(Records from a data collection)
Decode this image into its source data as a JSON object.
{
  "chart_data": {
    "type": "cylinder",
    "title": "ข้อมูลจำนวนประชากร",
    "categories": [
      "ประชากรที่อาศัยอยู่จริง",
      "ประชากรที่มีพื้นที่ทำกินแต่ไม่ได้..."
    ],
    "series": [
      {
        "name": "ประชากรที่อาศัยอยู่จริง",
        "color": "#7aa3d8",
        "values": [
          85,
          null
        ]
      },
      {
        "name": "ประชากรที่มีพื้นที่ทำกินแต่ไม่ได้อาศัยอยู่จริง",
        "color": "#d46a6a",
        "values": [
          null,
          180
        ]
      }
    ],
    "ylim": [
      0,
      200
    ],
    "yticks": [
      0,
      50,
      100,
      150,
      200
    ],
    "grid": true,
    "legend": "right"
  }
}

REQUEST — Repeat all of the entries exactly.

CORRECT ANSWER —
Decode this image into its source data as a JSON object.
{
  "chart_data": {
    "type": "cylinder",
    "title": "ข้อมูลจำนวนประชากร",
    "categories": [
      "ประชากรที่อาศัยอยู่จริง",
      "ประชากรที่มีพื้นที่ทำกินแต่ไม่ได้..."
    ],
    "series": [
      {
        "name": "ประชากรที่อาศัยอยู่จริง",
        "color": "#7aa3d8",
        "values": [
          85,
          null
        ]
      },
      {
        "name": "ประชากรที่มีพื้นที่ทำกินแต่ไม่ได้อาศัยอยู่จริง",
        "color": "#d46a6a",
        "values": [
          null,
          180
        ]
      }
    ],
    "ylim": [
      0,
      200
    ],
    "yticks": [
      0,
      50,
      100,
      150,
      200
    ],
    "grid": true,
    "legend": "right"
  }
}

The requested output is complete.